__THE TASK__. Copy each line below in which the word "incidenti" occurs.

Figure dataset records
------------------------------------------------------------

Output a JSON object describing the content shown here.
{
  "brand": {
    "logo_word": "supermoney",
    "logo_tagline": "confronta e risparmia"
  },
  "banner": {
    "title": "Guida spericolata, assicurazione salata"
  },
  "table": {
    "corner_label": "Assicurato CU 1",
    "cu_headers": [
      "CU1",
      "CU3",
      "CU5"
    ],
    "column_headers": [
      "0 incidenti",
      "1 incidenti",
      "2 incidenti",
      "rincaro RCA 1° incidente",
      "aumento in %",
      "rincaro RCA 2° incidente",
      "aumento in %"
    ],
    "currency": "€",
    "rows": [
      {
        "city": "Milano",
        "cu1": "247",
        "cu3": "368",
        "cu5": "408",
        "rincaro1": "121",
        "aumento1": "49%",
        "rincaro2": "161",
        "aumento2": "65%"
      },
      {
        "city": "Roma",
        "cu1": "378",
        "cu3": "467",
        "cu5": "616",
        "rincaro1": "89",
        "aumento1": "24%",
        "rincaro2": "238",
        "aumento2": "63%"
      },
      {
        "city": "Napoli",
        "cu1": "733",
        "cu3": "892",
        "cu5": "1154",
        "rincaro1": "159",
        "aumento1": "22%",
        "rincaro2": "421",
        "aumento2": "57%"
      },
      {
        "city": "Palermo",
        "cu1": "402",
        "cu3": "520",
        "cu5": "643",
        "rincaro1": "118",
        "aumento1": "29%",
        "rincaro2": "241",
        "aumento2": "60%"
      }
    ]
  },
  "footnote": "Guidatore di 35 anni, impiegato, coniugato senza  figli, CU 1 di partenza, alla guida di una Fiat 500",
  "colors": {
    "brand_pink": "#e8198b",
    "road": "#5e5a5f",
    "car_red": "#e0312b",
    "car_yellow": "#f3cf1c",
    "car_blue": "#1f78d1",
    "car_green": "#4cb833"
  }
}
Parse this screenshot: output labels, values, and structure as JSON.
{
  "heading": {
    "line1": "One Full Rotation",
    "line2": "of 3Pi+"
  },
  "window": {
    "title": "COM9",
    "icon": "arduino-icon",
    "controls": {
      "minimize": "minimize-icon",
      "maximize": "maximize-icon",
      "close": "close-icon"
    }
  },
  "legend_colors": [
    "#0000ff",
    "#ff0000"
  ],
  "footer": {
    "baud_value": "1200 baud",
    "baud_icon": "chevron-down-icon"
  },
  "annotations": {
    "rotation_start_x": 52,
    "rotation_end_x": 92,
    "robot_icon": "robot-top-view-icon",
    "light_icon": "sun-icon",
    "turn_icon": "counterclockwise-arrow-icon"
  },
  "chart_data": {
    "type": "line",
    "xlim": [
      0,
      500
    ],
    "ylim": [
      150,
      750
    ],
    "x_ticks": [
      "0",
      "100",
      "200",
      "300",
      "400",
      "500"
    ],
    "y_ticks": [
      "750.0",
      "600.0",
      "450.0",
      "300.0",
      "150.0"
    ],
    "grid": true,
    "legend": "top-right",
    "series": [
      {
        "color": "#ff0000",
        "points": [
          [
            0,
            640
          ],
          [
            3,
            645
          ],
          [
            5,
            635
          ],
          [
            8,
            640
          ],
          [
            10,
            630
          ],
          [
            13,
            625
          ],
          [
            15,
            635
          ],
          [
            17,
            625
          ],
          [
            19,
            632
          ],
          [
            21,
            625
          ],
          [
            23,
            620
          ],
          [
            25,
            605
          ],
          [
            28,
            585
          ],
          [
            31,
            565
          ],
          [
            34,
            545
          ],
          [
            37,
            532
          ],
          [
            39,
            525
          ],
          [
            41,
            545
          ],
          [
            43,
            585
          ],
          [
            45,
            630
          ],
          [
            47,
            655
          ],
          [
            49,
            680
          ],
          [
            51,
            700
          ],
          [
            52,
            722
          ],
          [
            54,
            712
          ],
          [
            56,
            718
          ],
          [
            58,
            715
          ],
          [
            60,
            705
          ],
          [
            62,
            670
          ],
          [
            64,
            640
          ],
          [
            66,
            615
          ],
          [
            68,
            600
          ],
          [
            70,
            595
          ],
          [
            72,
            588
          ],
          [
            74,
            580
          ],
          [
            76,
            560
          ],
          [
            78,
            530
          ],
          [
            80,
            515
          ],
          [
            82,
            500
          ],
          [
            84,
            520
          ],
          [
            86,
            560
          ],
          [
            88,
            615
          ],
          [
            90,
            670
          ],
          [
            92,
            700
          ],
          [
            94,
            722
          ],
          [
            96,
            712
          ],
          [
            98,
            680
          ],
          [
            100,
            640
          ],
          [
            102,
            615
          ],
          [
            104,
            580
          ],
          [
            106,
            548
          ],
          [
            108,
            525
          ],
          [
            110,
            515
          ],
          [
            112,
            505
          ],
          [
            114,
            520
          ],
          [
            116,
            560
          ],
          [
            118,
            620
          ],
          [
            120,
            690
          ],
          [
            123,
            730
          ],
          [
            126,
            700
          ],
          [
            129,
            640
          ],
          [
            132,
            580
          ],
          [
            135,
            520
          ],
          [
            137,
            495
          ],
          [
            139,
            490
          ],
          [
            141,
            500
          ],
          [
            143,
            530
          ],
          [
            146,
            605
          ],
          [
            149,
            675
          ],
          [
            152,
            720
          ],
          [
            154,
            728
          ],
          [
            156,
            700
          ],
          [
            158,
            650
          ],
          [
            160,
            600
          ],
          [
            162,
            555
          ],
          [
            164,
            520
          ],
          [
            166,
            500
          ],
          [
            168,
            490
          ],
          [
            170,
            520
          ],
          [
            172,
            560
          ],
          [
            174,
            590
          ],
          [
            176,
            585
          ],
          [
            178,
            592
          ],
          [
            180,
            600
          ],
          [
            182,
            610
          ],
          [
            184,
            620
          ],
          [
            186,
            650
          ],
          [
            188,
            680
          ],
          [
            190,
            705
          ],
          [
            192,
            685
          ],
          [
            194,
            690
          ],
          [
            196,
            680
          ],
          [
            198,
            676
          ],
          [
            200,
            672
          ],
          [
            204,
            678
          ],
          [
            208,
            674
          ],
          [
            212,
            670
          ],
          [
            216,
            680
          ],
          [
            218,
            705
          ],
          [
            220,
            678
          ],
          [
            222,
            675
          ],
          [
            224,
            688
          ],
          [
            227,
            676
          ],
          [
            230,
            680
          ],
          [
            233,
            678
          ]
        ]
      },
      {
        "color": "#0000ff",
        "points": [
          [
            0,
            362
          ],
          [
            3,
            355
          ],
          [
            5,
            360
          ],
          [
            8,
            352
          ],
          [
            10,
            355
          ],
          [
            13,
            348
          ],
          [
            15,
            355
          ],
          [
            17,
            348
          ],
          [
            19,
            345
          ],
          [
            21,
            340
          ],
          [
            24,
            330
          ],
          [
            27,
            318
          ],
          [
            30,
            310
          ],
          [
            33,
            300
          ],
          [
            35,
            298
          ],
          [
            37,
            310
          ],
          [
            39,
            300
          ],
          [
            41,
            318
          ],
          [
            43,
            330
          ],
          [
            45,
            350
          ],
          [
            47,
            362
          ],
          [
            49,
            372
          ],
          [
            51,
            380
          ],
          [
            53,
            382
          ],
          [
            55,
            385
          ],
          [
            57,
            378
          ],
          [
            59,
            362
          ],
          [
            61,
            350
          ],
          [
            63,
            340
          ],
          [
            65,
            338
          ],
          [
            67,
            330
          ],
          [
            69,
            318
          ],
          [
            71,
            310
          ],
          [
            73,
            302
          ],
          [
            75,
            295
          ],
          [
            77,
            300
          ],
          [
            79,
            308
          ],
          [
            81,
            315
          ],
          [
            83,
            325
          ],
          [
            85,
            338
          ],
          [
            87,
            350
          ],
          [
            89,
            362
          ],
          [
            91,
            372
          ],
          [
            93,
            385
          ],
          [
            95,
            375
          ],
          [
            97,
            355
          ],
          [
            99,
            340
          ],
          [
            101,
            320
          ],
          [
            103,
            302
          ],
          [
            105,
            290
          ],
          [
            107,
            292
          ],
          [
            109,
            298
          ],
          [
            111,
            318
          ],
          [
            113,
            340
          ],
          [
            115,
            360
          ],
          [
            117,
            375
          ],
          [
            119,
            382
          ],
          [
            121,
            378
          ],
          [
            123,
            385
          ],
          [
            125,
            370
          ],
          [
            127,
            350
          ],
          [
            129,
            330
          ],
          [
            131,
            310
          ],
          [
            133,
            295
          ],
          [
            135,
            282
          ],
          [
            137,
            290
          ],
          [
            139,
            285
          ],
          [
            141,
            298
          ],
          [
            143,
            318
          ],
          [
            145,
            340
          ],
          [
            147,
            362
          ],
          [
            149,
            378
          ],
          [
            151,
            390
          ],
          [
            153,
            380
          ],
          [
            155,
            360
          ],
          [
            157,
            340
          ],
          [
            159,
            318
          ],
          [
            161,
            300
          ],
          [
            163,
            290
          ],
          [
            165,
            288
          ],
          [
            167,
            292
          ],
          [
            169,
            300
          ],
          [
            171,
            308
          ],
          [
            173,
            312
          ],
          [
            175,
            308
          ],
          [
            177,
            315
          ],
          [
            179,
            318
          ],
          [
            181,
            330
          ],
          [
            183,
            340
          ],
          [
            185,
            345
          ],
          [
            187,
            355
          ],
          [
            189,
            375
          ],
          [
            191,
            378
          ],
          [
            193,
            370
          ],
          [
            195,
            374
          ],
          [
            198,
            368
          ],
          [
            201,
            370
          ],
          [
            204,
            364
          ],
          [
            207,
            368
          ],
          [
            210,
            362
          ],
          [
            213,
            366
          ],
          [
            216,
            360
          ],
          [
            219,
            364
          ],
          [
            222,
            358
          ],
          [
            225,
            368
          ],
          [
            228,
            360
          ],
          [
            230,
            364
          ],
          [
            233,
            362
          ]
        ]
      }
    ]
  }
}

------------------------------------------------------------

__THE RESULT__.
      "0 incidenti",
      "1 incidenti",
      "2 incidenti",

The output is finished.